> [Testo fornito]
L’iniziale piccolo gruppo di ammiratori, diventava col passar dei secoli una moltitudine che si proponeva come unico criterio di vita la precedenza all’amore, il primato della solidarietà, l’attenzione all’altro. Sembrava a prima vista qualcosa di facile, di scontato, perfino di molto appagante, sicuramente vincente. Non era così. Nonostante due millenni di espansione di detta logica, la violenza raggiungeva nuovi vertici, come ai nostri giorni: gente decapitata perché diversa, persone che si fanno esplodere per ammazzarne altre, ed il maggior numero possibile.
Una parabola non a lieto fine.
Ogni anno, in questo periodo, nel mese di dicembre, i cristiani ricordano la venuta di quel clandestino, che amava farsi chiamare “figlio dell’uomo”. Ne invocano il ritorno, nel cuore delle persone, con solenni liturgie. Perché di violenza, questo mondo, ne ha fin sopra i capelli. Difficile dar loro torto. Ma resta il problema di fondo: cosa non funziona nei rapporti umani, sia dei singoli, che dei gruppi e degli Stati?
Anche chi si dichiara cristiano, troppo spesso è preda dell’aggressività, della cattiveria. Non riesce ad accogliere chi scappa dalla fame e dalla violenza. Lascia prevalere la grettezza del cuore. Vive nella paura dell’altro. Non cerca di andare alle fonti del male, di capire la vera origine di tante sofferenze, in sè evitabili. Vive delle informazioni dei grandi media, in genere espressione dei poteri forti (il mercato, la finanza, l’economia) o del pensiero dominante, che considera il consumo (distruggere per produrre di nuovo), il motore del mondo, il dio terreno che governa meglio di qualsiasi altro.

> [Dati registrati]
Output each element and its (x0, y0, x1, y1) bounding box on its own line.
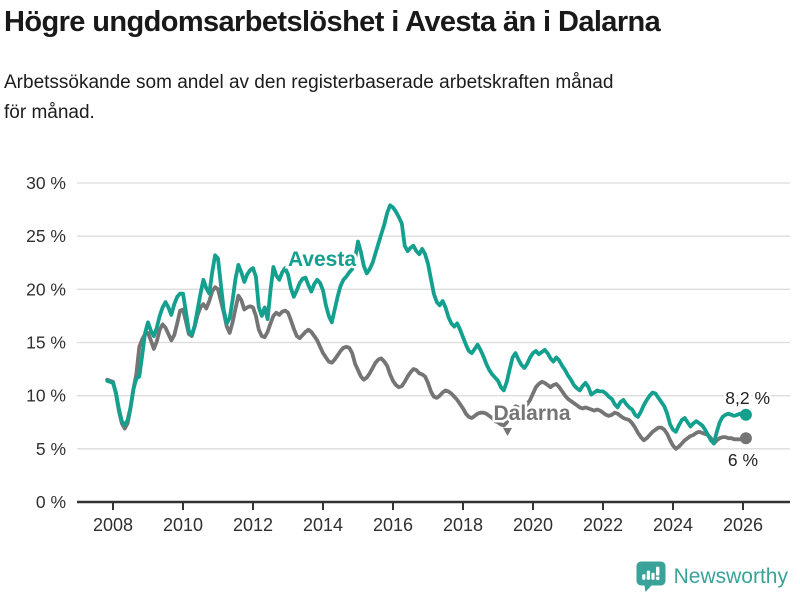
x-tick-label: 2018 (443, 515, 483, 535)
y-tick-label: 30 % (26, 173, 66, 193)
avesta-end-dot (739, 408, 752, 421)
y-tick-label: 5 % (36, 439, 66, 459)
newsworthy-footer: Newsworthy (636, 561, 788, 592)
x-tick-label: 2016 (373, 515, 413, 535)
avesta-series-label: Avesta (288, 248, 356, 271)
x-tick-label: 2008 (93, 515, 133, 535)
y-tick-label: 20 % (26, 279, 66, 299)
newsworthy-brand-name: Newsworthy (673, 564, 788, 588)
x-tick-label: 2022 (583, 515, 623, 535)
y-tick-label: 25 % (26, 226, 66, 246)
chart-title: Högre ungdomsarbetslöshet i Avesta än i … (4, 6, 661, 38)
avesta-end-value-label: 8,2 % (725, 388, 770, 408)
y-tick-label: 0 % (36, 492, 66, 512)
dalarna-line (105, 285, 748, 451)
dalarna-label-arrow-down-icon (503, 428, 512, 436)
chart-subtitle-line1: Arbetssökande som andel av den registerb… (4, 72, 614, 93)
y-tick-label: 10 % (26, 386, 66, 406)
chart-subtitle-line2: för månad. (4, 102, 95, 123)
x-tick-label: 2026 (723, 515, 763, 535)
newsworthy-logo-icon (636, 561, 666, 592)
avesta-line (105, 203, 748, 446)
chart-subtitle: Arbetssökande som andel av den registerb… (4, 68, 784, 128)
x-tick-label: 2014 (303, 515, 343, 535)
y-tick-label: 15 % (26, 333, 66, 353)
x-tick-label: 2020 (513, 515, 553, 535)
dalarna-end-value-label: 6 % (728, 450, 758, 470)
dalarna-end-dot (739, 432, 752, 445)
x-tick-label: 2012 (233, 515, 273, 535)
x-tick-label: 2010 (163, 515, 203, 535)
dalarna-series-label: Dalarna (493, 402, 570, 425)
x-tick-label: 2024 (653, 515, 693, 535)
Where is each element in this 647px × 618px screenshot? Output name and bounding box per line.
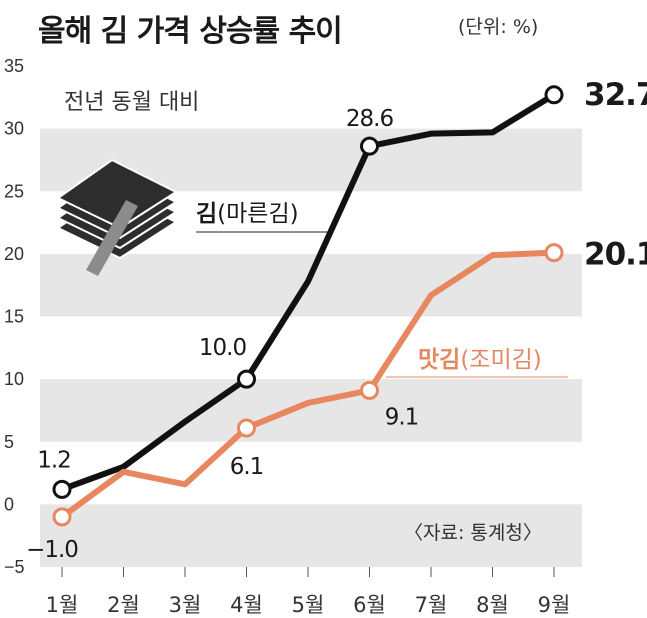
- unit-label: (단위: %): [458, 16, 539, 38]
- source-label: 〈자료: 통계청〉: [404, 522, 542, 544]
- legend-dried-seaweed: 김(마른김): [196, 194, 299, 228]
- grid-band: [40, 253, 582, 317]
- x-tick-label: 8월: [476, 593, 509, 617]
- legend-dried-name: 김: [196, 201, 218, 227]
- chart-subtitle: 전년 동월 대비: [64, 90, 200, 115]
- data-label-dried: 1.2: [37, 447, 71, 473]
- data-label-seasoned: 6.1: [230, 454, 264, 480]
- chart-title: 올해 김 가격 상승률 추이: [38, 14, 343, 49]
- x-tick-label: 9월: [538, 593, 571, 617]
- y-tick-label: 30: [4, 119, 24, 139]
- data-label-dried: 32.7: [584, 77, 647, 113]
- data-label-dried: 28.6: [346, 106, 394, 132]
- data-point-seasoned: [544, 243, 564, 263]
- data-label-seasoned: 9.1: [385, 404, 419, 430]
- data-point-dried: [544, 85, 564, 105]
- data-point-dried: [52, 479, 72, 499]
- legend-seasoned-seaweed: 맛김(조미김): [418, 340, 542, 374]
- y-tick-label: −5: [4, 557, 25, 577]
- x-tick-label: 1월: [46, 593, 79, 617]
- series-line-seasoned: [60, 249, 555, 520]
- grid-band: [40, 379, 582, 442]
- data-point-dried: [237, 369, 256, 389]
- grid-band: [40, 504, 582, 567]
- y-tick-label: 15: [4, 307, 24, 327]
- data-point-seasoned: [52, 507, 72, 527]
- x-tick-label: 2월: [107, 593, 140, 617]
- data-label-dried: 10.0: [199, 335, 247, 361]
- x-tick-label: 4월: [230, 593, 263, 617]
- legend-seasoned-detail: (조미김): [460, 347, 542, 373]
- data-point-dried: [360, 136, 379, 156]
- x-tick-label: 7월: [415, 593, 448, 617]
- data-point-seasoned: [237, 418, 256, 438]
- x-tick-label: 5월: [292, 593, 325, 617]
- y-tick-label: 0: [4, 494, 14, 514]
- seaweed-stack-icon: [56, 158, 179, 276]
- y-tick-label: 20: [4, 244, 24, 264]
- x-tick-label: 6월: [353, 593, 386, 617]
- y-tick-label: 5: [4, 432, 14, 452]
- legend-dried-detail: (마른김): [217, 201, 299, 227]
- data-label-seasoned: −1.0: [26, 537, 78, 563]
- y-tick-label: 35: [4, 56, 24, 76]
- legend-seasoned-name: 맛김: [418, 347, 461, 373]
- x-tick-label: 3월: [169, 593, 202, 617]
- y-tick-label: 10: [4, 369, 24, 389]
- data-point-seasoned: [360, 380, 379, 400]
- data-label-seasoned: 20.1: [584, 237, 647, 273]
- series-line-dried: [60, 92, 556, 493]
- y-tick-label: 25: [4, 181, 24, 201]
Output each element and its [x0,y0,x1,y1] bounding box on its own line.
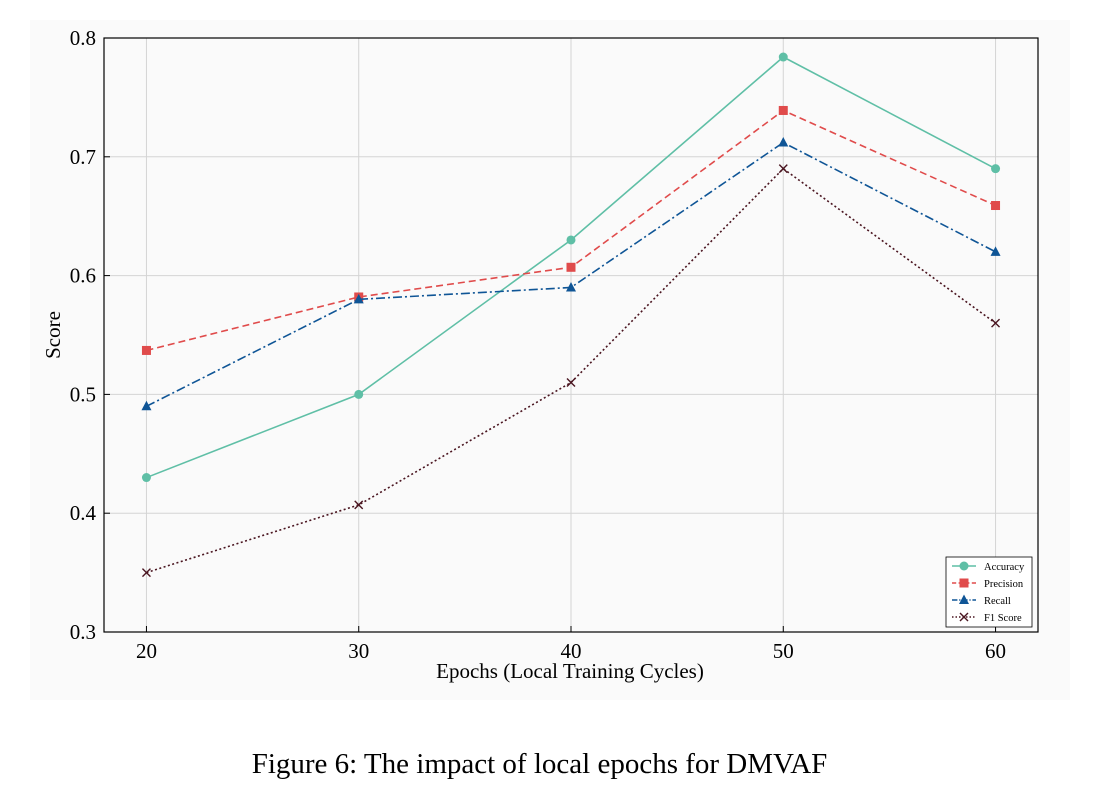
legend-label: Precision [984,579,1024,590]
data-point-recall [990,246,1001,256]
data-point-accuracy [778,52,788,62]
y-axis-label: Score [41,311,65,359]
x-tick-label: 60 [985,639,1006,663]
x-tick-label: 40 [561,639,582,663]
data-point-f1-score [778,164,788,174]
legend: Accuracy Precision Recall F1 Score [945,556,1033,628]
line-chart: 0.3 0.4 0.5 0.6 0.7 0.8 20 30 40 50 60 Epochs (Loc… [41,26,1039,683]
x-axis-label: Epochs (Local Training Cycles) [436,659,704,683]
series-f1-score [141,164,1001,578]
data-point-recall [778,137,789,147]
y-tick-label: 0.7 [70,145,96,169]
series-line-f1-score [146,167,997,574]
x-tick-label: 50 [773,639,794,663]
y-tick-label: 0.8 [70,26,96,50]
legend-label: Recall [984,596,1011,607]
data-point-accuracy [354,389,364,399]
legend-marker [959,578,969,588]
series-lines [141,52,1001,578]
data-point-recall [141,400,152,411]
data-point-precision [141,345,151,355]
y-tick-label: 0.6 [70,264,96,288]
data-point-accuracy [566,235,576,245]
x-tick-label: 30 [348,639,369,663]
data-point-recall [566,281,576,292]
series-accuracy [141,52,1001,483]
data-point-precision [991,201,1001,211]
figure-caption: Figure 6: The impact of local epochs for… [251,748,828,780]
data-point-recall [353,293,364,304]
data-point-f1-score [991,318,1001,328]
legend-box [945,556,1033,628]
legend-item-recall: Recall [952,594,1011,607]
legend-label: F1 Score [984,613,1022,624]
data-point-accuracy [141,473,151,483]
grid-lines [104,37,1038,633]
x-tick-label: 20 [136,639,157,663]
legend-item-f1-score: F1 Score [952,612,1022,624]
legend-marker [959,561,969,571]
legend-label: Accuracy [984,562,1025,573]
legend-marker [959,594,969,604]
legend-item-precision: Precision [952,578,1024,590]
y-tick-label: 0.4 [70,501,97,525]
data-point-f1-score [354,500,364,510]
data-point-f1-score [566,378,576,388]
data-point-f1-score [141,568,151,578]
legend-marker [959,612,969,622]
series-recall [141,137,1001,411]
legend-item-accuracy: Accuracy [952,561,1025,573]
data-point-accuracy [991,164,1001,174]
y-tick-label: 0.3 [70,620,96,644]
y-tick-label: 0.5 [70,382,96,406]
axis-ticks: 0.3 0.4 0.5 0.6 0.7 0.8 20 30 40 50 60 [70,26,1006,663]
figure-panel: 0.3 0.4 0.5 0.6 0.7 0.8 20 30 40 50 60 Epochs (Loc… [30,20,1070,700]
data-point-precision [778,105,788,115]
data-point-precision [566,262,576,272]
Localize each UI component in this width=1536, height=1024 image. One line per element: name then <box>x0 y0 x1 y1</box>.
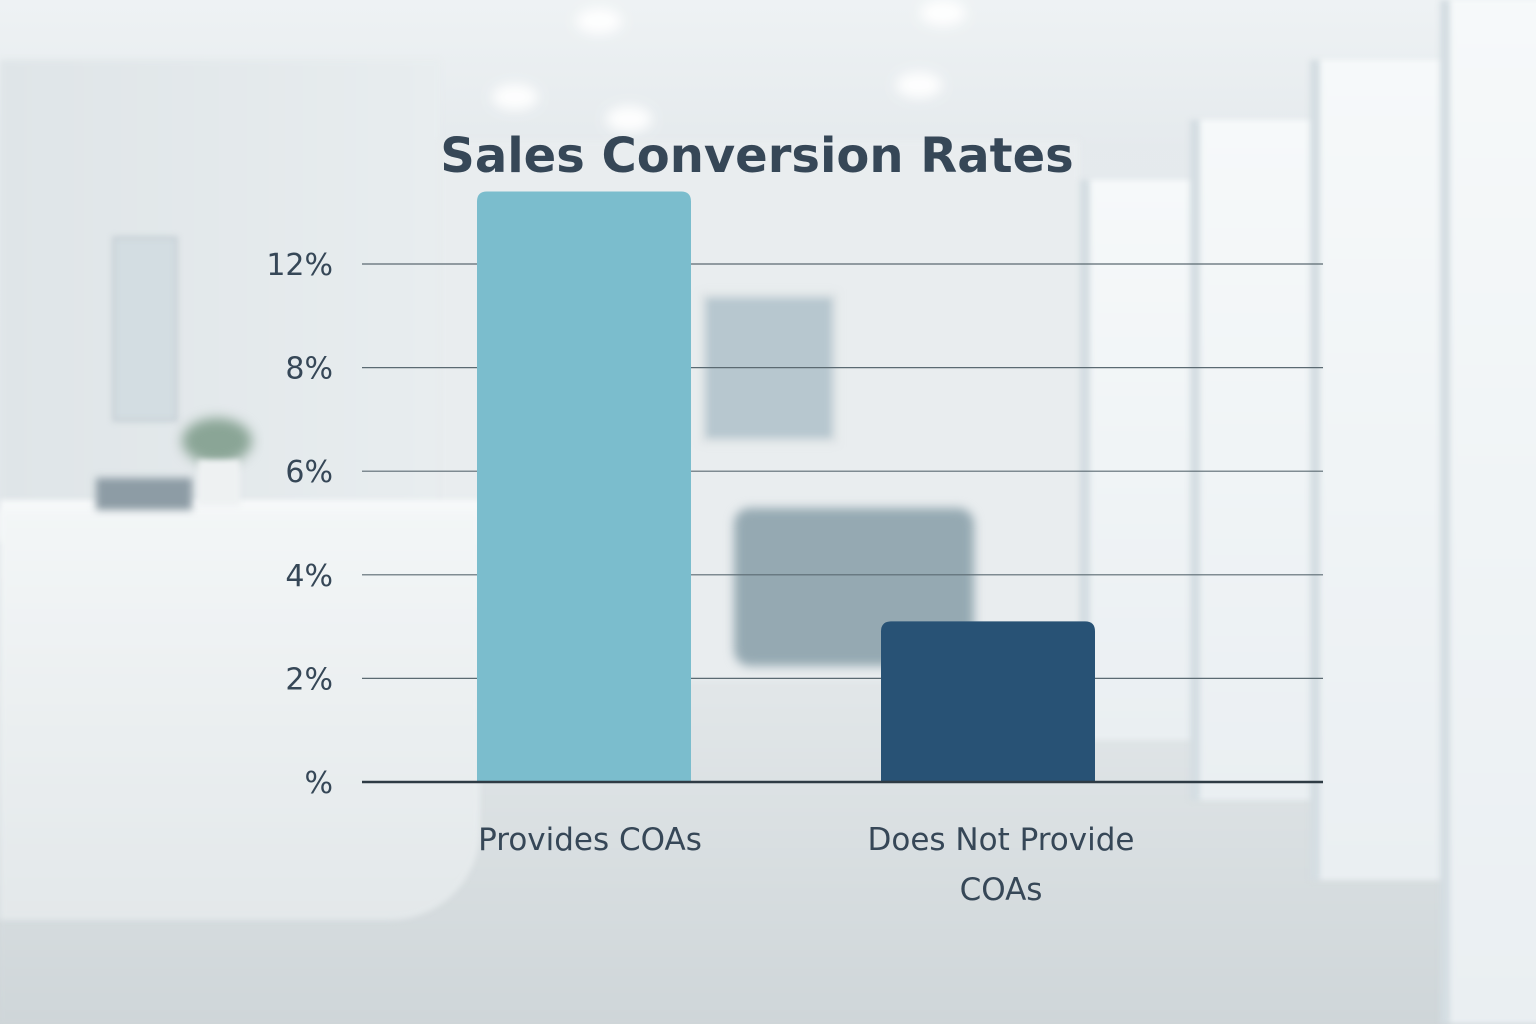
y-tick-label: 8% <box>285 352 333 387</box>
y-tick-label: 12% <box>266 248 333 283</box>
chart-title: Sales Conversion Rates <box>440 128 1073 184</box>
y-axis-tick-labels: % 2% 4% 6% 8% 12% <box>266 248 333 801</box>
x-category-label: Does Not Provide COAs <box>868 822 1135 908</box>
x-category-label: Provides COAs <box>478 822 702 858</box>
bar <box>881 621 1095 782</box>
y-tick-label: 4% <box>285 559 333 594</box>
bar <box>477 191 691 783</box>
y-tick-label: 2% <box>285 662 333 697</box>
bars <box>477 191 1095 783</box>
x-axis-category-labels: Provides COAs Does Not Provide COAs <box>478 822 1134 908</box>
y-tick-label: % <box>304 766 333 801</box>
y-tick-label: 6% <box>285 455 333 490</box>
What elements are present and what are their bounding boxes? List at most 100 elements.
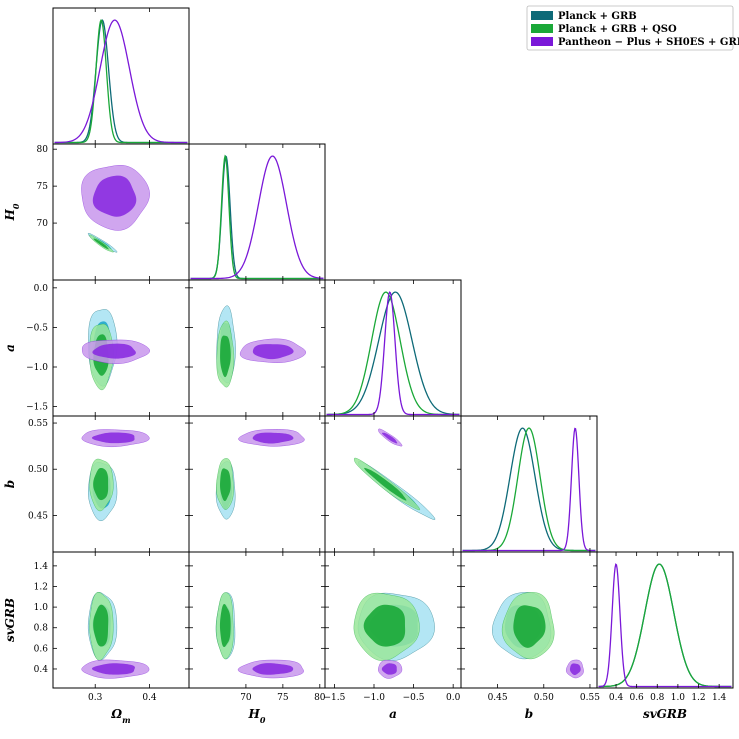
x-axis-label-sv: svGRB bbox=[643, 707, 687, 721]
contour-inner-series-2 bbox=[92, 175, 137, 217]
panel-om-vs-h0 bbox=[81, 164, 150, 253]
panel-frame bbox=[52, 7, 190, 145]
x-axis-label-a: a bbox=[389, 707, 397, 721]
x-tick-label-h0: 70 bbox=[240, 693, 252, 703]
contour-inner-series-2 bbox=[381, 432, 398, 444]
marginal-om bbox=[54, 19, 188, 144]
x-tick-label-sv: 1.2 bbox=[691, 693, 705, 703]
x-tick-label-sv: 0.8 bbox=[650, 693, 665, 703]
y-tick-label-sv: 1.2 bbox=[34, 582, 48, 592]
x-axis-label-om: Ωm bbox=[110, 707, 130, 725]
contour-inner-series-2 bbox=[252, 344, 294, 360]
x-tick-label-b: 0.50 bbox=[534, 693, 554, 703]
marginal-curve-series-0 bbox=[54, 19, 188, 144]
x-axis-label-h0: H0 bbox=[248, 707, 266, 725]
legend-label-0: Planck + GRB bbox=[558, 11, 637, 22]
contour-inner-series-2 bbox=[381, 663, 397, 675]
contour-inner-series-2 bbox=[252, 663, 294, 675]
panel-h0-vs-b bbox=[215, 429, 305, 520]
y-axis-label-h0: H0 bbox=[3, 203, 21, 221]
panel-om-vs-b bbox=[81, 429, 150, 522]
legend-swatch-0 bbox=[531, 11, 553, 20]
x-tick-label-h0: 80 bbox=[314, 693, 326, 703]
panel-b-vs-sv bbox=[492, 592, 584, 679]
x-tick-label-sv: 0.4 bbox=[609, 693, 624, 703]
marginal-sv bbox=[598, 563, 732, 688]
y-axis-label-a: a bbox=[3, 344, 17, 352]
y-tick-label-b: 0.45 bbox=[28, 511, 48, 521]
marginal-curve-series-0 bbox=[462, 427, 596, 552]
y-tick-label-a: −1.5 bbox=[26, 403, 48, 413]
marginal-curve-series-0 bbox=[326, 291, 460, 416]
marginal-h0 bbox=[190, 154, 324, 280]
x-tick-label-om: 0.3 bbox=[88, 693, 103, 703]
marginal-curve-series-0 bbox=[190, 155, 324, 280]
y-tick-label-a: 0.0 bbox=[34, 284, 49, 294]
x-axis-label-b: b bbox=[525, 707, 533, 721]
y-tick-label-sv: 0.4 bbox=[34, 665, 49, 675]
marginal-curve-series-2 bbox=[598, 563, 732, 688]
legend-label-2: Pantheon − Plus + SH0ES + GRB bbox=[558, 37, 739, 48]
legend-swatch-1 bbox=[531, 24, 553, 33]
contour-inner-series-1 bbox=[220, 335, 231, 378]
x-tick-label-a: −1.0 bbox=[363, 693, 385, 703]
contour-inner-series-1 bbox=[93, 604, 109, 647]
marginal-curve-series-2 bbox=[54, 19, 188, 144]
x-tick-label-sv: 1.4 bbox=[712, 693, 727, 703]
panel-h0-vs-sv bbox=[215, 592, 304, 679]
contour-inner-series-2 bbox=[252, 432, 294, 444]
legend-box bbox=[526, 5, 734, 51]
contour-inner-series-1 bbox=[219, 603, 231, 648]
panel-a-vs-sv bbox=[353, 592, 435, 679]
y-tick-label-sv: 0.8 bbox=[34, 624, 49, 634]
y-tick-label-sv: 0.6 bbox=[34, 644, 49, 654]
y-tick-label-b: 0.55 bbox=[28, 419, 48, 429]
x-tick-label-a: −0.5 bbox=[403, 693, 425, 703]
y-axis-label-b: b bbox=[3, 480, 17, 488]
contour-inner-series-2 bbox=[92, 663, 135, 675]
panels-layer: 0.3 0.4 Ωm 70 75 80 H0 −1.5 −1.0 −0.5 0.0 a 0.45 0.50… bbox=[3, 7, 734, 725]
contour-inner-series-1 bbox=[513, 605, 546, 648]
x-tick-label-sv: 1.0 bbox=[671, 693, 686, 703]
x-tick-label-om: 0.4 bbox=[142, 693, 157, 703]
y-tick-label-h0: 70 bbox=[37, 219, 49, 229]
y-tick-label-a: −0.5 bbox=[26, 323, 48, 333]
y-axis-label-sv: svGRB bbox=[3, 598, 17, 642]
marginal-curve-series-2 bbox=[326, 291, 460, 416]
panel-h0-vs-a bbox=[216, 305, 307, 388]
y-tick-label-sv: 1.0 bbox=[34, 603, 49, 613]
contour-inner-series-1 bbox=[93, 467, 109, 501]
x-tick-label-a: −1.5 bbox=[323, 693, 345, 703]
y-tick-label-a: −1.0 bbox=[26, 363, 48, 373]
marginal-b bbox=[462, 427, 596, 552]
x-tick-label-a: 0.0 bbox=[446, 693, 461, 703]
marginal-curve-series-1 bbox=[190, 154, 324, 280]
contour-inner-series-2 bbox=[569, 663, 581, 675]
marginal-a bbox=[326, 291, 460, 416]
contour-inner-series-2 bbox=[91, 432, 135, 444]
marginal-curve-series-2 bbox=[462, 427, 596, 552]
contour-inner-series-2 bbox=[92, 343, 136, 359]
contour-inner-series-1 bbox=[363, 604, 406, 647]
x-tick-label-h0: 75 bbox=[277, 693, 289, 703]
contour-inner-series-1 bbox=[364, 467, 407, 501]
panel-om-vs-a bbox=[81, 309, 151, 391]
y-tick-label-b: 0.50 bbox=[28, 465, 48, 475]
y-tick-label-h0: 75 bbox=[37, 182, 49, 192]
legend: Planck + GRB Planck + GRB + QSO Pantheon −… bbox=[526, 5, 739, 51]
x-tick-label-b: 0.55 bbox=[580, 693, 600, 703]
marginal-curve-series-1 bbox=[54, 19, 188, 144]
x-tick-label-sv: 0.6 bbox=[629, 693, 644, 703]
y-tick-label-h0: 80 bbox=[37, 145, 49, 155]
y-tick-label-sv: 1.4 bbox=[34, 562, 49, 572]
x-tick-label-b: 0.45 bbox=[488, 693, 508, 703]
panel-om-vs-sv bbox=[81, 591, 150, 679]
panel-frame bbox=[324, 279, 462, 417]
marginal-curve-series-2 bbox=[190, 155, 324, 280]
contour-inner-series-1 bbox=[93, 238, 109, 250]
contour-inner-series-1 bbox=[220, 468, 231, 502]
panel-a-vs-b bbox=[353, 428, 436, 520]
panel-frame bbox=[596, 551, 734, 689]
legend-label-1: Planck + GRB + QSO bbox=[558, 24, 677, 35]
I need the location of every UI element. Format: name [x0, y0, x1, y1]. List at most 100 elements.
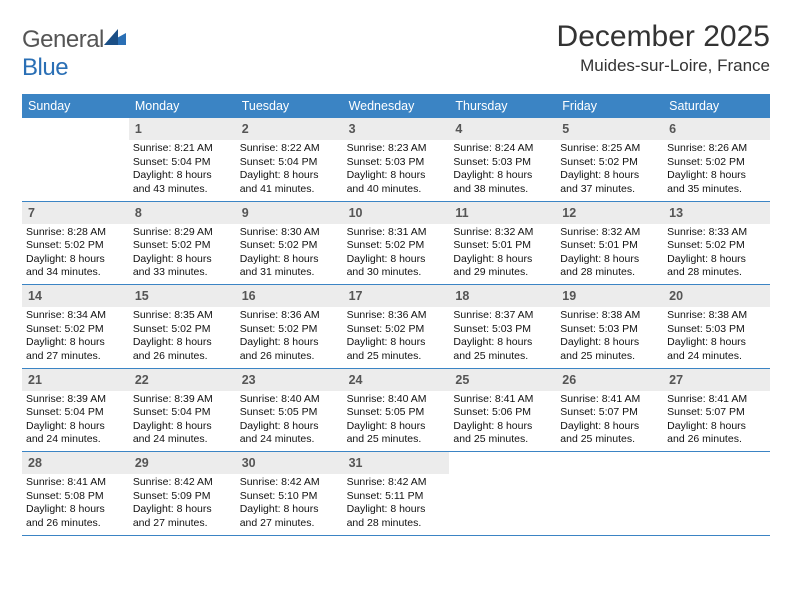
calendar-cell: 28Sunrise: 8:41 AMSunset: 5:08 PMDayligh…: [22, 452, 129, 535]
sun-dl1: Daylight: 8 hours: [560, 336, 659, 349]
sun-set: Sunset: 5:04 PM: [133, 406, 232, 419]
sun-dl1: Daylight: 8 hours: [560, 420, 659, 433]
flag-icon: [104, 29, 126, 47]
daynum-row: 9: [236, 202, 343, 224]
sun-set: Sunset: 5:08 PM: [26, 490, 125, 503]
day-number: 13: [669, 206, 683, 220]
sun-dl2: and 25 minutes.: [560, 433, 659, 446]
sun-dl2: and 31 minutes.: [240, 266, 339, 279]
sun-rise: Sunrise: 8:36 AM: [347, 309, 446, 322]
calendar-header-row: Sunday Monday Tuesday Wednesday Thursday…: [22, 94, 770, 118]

> [Compito 1] Duplica il testo fornito per intero, senza alcuna modifica.
> [Compito 2] Trascrivi senza modifiche le righe dell'elenco che vanno da quella che contiene "x-axis-label-sv: svGRB bbox=[643, 707, 687, 721]" fino a quella che contiene "x-tick-label-h0: 70 bbox=[240, 693, 252, 703]", comprese entrambe.
Il testo fornito e l'elenco non hanno alcun legame tra loro.

> [Risultato del compito 1]
L’iniziale piccolo gruppo di ammiratori, diventava col passar dei secoli una moltitudine che si proponeva come unico criterio di vita la precedenza all’amore, il primato della solidarietà, l’attenzione all’altro. Sembrava a prima vista qualcosa di facile, di scontato, perfino di molto appagante, sicuramente vincente. Non era così. Nonostante due millenni di espansione di detta logica, la violenza raggiungeva nuovi vertici, come ai nostri giorni: gente decapitata perché diversa, persone che si fanno esplodere per ammazzarne altre, ed il maggior numero possibile.
Una parabola non a lieto fine.
Ogni anno, in questo periodo, nel mese di dicembre, i cristiani ricordano la venuta di quel clandestino, che amava farsi chiamare “figlio dell’uomo”. Ne invocano il ritorno, nel cuore delle persone, con solenni liturgie. Perché di violenza, questo mondo, ne ha fin sopra i capelli. Difficile dar loro torto. Ma resta il problema di fondo: cosa non funziona nei rapporti umani, sia dei singoli, che dei gruppi e degli Stati?
Anche chi si dichiara cristiano, troppo spesso è preda dell’aggressività, della cattiveria. Non riesce ad accogliere chi scappa dalla fame e dalla violenza. Lascia prevalere la grettezza del cuore. Vive nella paura dell’altro. Non cerca di andare alle fonti del male, di capire la vera origine di tante sofferenze, in sè evitabili. Vive delle informazioni dei grandi media, in genere espressione dei poteri forti (il mercato, la finanza, l’economia) o del pensiero dominante, che considera il consumo (distruggere per produrre di nuovo), il motore del mondo, il dio terreno che governa meglio di qualsiasi altro.

> [Risultato del compito 2]
x-axis-label-sv: svGRB bbox=[643, 707, 687, 721]
contour-inner-series-2 bbox=[92, 175, 137, 217]
panel-om-vs-h0 bbox=[81, 164, 150, 253]
panel-frame bbox=[52, 7, 190, 145]
x-axis-label-a: a bbox=[389, 707, 397, 721]
x-tick-label-h0: 70 bbox=[240, 693, 252, 703]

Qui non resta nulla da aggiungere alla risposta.